▶ **REQUIRED WORK**
For the copy, please give all of the data again exactly and leave the pictures out.

------

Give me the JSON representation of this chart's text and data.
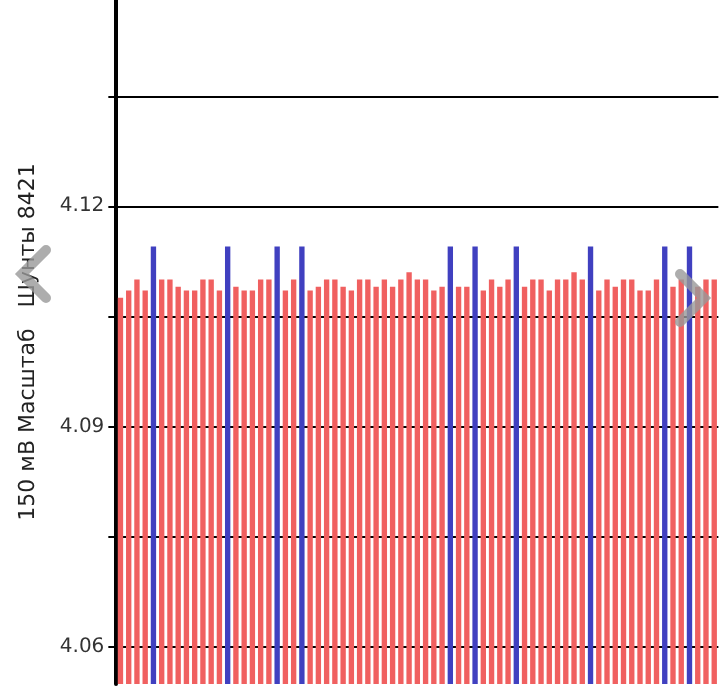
{
  "chart_data": {
    "type": "bar",
    "ylabel": "150 мВ Масштаб   Шунты 8421",
    "categories": [
      null,
      null,
      null,
      null,
      null,
      null,
      null,
      null,
      null,
      null,
      null,
      null,
      null,
      null,
      null,
      null,
      null,
      null,
      null,
      null,
      null,
      null,
      null,
      null,
      null,
      null,
      null,
      null,
      null,
      null,
      null,
      null,
      null,
      null,
      null,
      null,
      null,
      null,
      null,
      null,
      null,
      null,
      null,
      null,
      null,
      null,
      null,
      null,
      null,
      null,
      null,
      null,
      null,
      null,
      null,
      null,
      null,
      null,
      null,
      null,
      null,
      null,
      null,
      null,
      null,
      null,
      null,
      null,
      null,
      null,
      null,
      null,
      null
    ],
    "values": [
      4.1075,
      4.1085,
      4.11,
      4.1085,
      4.1145,
      4.11,
      4.11,
      4.109,
      4.1085,
      4.1085,
      4.11,
      4.11,
      4.1085,
      4.1145,
      4.109,
      4.1085,
      4.1085,
      4.11,
      4.11,
      4.1145,
      4.1085,
      4.11,
      4.1145,
      4.1085,
      4.109,
      4.11,
      4.11,
      4.109,
      4.1085,
      4.11,
      4.11,
      4.109,
      4.11,
      4.109,
      4.11,
      4.111,
      4.11,
      4.11,
      4.1085,
      4.109,
      4.1145,
      4.109,
      4.109,
      4.1145,
      4.1085,
      4.11,
      4.109,
      4.11,
      4.1145,
      4.109,
      4.11,
      4.11,
      4.1085,
      4.11,
      4.11,
      4.111,
      4.11,
      4.1145,
      4.1085,
      4.11,
      4.109,
      4.11,
      4.11,
      4.1085,
      4.1085,
      4.11,
      4.1145,
      4.109,
      4.11,
      4.1145,
      4.109,
      4.11,
      4.11
    ],
    "colors": [
      "#f06060",
      "#f06060",
      "#f06060",
      "#f06060",
      "#4040c0",
      "#f06060",
      "#f06060",
      "#f06060",
      "#f06060",
      "#f06060",
      "#f06060",
      "#f06060",
      "#f06060",
      "#4040c0",
      "#f06060",
      "#f06060",
      "#f06060",
      "#f06060",
      "#f06060",
      "#4040c0",
      "#f06060",
      "#f06060",
      "#4040c0",
      "#f06060",
      "#f06060",
      "#f06060",
      "#f06060",
      "#f06060",
      "#f06060",
      "#f06060",
      "#f06060",
      "#f06060",
      "#f06060",
      "#f06060",
      "#f06060",
      "#f06060",
      "#f06060",
      "#f06060",
      "#f06060",
      "#f06060",
      "#4040c0",
      "#f06060",
      "#f06060",
      "#4040c0",
      "#f06060",
      "#f06060",
      "#f06060",
      "#f06060",
      "#4040c0",
      "#f06060",
      "#f06060",
      "#f06060",
      "#f06060",
      "#f06060",
      "#f06060",
      "#f06060",
      "#f06060",
      "#4040c0",
      "#f06060",
      "#f06060",
      "#f06060",
      "#f06060",
      "#f06060",
      "#f06060",
      "#f06060",
      "#f06060",
      "#4040c0",
      "#f06060",
      "#f06060",
      "#4040c0",
      "#f06060",
      "#f06060",
      "#f06060"
    ],
    "ylim": [
      4.055,
      4.148
    ],
    "yticks": [
      4.06,
      {
        "value": 4.075,
        "label": null
      },
      4.09,
      {
        "value": 4.105,
        "label": null
      },
      4.12,
      {
        "value": 4.135,
        "label": null
      }
    ],
    "grid": "y"
  }
}
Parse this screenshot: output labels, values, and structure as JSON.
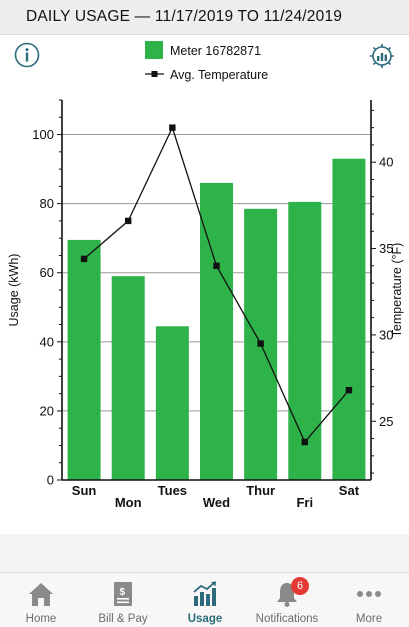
{
  "header": {
    "title": "DAILY USAGE — 11/17/2019 TO 11/24/2019"
  },
  "legend": {
    "bar_label": "Meter 16782871",
    "line_label": "Avg. Temperature"
  },
  "colors": {
    "bar": "#2db34a",
    "header_bg": "#eeeeee",
    "accent": "#2b6b7a",
    "badge": "#e53935"
  },
  "chart_data": {
    "type": "bar",
    "categories": [
      "Sun",
      "Mon",
      "Tues",
      "Wed",
      "Thur",
      "Fri",
      "Sat"
    ],
    "series": [
      {
        "name": "Meter 16782871",
        "axis": "left",
        "type": "bar",
        "values": [
          69.5,
          59,
          44.5,
          86,
          78.5,
          80.5,
          93
        ]
      },
      {
        "name": "Avg. Temperature",
        "axis": "right",
        "type": "line",
        "values": [
          34.4,
          36.6,
          42,
          34,
          29.5,
          23.8,
          26.8
        ]
      }
    ],
    "ylabel": "Usage (kWh)",
    "y2label": "Temperature (°F)",
    "ylim": [
      0,
      110
    ],
    "y2lim": [
      21.6,
      43.6
    ],
    "yticks": [
      0,
      20,
      40,
      60,
      80,
      100
    ],
    "y2ticks": [
      25,
      30,
      35,
      40
    ],
    "grid": true
  },
  "tabs": [
    {
      "label": "Home",
      "icon": "home-icon",
      "active": false
    },
    {
      "label": "Bill & Pay",
      "icon": "bill-icon",
      "active": false
    },
    {
      "label": "Usage",
      "icon": "usage-chart-icon",
      "active": true
    },
    {
      "label": "Notifications",
      "icon": "bell-icon",
      "active": false,
      "badge": "6"
    },
    {
      "label": "More",
      "icon": "more-dots-icon",
      "active": false
    }
  ]
}
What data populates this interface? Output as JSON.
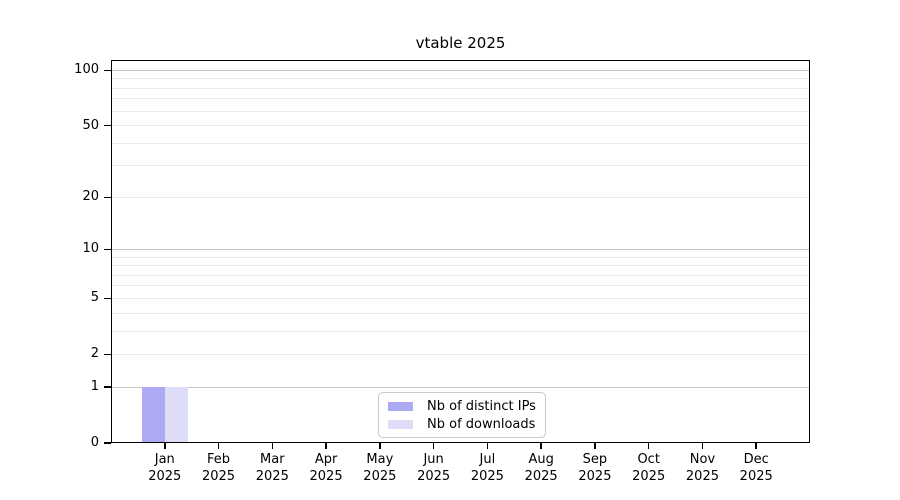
{
  "chart_data": {
    "type": "bar",
    "title": "vtable 2025",
    "categories": [
      "Jan",
      "Feb",
      "Mar",
      "Apr",
      "May",
      "Jun",
      "Jul",
      "Aug",
      "Sep",
      "Oct",
      "Nov",
      "Dec"
    ],
    "x_year_label": "2025",
    "series": [
      {
        "name": "Nb of distinct IPs",
        "color": "#abaaf2",
        "values": [
          1,
          0,
          0,
          0,
          0,
          0,
          0,
          0,
          0,
          0,
          0,
          0
        ]
      },
      {
        "name": "Nb of downloads",
        "color": "#ddddf8",
        "values": [
          1,
          0,
          0,
          0,
          0,
          0,
          0,
          0,
          0,
          0,
          0,
          0
        ]
      }
    ],
    "xlabel": "",
    "ylabel": "",
    "yscale": "log1p",
    "ylim": [
      0,
      113
    ],
    "y_tick_values": [
      0,
      1,
      2,
      5,
      10,
      20,
      50,
      100
    ],
    "y_tick_labels": [
      "0",
      "1",
      "2",
      "5",
      "10",
      "20",
      "50",
      "100"
    ],
    "gridlines": {
      "light_values": [
        2,
        3,
        4,
        5,
        6,
        7,
        8,
        9,
        20,
        30,
        40,
        50,
        60,
        70,
        80,
        90
      ],
      "dark_values": [
        1,
        10,
        100
      ],
      "light_color": "#ebebeb",
      "dark_color": "#c6c6c6"
    },
    "grid": "horizontal-only",
    "legend_position": "bottom-center-inside"
  },
  "colors": {
    "background": "#ffffff",
    "axis": "#000000",
    "text": "#000000",
    "legend_border": "#cacaca"
  }
}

------

▶ **SOLUTION TO THE EXERCISE**
Give me the JSON representation of this chart's text and data.
{
  "chart_data": {
    "type": "bar",
    "ylabel": "150 мВ Масштаб   Шунты 8421",
    "categories": [
      null,
      null,
      null,
      null,
      null,
      null,
      null,
      null,
      null,
      null,
      null,
      null,
      null,
      null,
      null,
      null,
      null,
      null,
      null,
      null,
      null,
      null,
      null,
      null,
      null,
      null,
      null,
      null,
      null,
      null,
      null,
      null,
      null,
      null,
      null,
      null,
      null,
      null,
      null,
      null,
      null,
      null,
      null,
      null,
      null,
      null,
      null,
      null,
      null,
      null,
      null,
      null,
      null,
      null,
      null,
      null,
      null,
      null,
      null,
      null,
      null,
      null,
      null,
      null,
      null,
      null,
      null,
      null,
      null,
      null,
      null,
      null,
      null
    ],
    "values": [
      4.1075,
      4.1085,
      4.11,
      4.1085,
      4.1145,
      4.11,
      4.11,
      4.109,
      4.1085,
      4.1085,
      4.11,
      4.11,
      4.1085,
      4.1145,
      4.109,
      4.1085,
      4.1085,
      4.11,
      4.11,
      4.1145,
      4.1085,
      4.11,
      4.1145,
      4.1085,
      4.109,
      4.11,
      4.11,
      4.109,
      4.1085,
      4.11,
      4.11,
      4.109,
      4.11,
      4.109,
      4.11,
      4.111,
      4.11,
      4.11,
      4.1085,
      4.109,
      4.1145,
      4.109,
      4.109,
      4.1145,
      4.1085,
      4.11,
      4.109,
      4.11,
      4.1145,
      4.109,
      4.11,
      4.11,
      4.1085,
      4.11,
      4.11,
      4.111,
      4.11,
      4.1145,
      4.1085,
      4.11,
      4.109,
      4.11,
      4.11,
      4.1085,
      4.1085,
      4.11,
      4.1145,
      4.109,
      4.11,
      4.1145,
      4.109,
      4.11,
      4.11
    ],
    "colors": [
      "#f06060",
      "#f06060",
      "#f06060",
      "#f06060",
      "#4040c0",
      "#f06060",
      "#f06060",
      "#f06060",
      "#f06060",
      "#f06060",
      "#f06060",
      "#f06060",
      "#f06060",
      "#4040c0",
      "#f06060",
      "#f06060",
      "#f06060",
      "#f06060",
      "#f06060",
      "#4040c0",
      "#f06060",
      "#f06060",
      "#4040c0",
      "#f06060",
      "#f06060",
      "#f06060",
      "#f06060",
      "#f06060",
      "#f06060",
      "#f06060",
      "#f06060",
      "#f06060",
      "#f06060",
      "#f06060",
      "#f06060",
      "#f06060",
      "#f06060",
      "#f06060",
      "#f06060",
      "#f06060",
      "#4040c0",
      "#f06060",
      "#f06060",
      "#4040c0",
      "#f06060",
      "#f06060",
      "#f06060",
      "#f06060",
      "#4040c0",
      "#f06060",
      "#f06060",
      "#f06060",
      "#f06060",
      "#f06060",
      "#f06060",
      "#f06060",
      "#f06060",
      "#4040c0",
      "#f06060",
      "#f06060",
      "#f06060",
      "#f06060",
      "#f06060",
      "#f06060",
      "#f06060",
      "#f06060",
      "#4040c0",
      "#f06060",
      "#f06060",
      "#4040c0",
      "#f06060",
      "#f06060",
      "#f06060"
    ],
    "ylim": [
      4.055,
      4.148
    ],
    "yticks": [
      4.06,
      {
        "value": 4.075,
        "label": null
      },
      4.09,
      {
        "value": 4.105,
        "label": null
      },
      4.12,
      {
        "value": 4.135,
        "label": null
      }
    ],
    "grid": "y"
  }
}
Parse this screenshot: output labels, values, and structure as JSON.
{
  "header": {
    "title": "DAILY USAGE — 11/17/2019 TO 11/24/2019"
  },
  "legend": {
    "bar_label": "Meter 16782871",
    "line_label": "Avg. Temperature"
  },
  "colors": {
    "bar": "#2db34a",
    "header_bg": "#eeeeee",
    "accent": "#2b6b7a",
    "badge": "#e53935"
  },
  "chart_data": {
    "type": "bar",
    "categories": [
      "Sun",
      "Mon",
      "Tues",
      "Wed",
      "Thur",
      "Fri",
      "Sat"
    ],
    "series": [
      {
        "name": "Meter 16782871",
        "axis": "left",
        "type": "bar",
        "values": [
          69.5,
          59,
          44.5,
          86,
          78.5,
          80.5,
          93
        ]
      },
      {
        "name": "Avg. Temperature",
        "axis": "right",
        "type": "line",
        "values": [
          34.4,
          36.6,
          42,
          34,
          29.5,
          23.8,
          26.8
        ]
      }
    ],
    "ylabel": "Usage (kWh)",
    "y2label": "Temperature (°F)",
    "ylim": [
      0,
      110
    ],
    "y2lim": [
      21.6,
      43.6
    ],
    "yticks": [
      0,
      20,
      40,
      60,
      80,
      100
    ],
    "y2ticks": [
      25,
      30,
      35,
      40
    ],
    "grid": true
  },
  "tabs": [
    {
      "label": "Home",
      "icon": "home-icon",
      "active": false
    },
    {
      "label": "Bill & Pay",
      "icon": "bill-icon",
      "active": false
    },
    {
      "label": "Usage",
      "icon": "usage-chart-icon",
      "active": true
    },
    {
      "label": "Notifications",
      "icon": "bell-icon",
      "active": false,
      "badge": "6"
    },
    {
      "label": "More",
      "icon": "more-dots-icon",
      "active": false
    }
  ]
}
What data populates this interface? Output as JSON.
{
  "chart_data": {
    "type": "bar",
    "title": "vtable 2025",
    "categories": [
      "Jan",
      "Feb",
      "Mar",
      "Apr",
      "May",
      "Jun",
      "Jul",
      "Aug",
      "Sep",
      "Oct",
      "Nov",
      "Dec"
    ],
    "x_year_label": "2025",
    "series": [
      {
        "name": "Nb of distinct IPs",
        "color": "#abaaf2",
        "values": [
          1,
          0,
          0,
          0,
          0,
          0,
          0,
          0,
          0,
          0,
          0,
          0
        ]
      },
      {
        "name": "Nb of downloads",
        "color": "#ddddf8",
        "values": [
          1,
          0,
          0,
          0,
          0,
          0,
          0,
          0,
          0,
          0,
          0,
          0
        ]
      }
    ],
    "xlabel": "",
    "ylabel": "",
    "yscale": "log1p",
    "ylim": [
      0,
      113
    ],
    "y_tick_values": [
      0,
      1,
      2,
      5,
      10,
      20,
      50,
      100
    ],
    "y_tick_labels": [
      "0",
      "1",
      "2",
      "5",
      "10",
      "20",
      "50",
      "100"
    ],
    "gridlines": {
      "light_values": [
        2,
        3,
        4,
        5,
        6,
        7,
        8,
        9,
        20,
        30,
        40,
        50,
        60,
        70,
        80,
        90
      ],
      "dark_values": [
        1,
        10,
        100
      ],
      "light_color": "#ebebeb",
      "dark_color": "#c6c6c6"
    },
    "grid": "horizontal-only",
    "legend_position": "bottom-center-inside"
  },
  "colors": {
    "background": "#ffffff",
    "axis": "#000000",
    "text": "#000000",
    "legend_border": "#cacaca"
  }
}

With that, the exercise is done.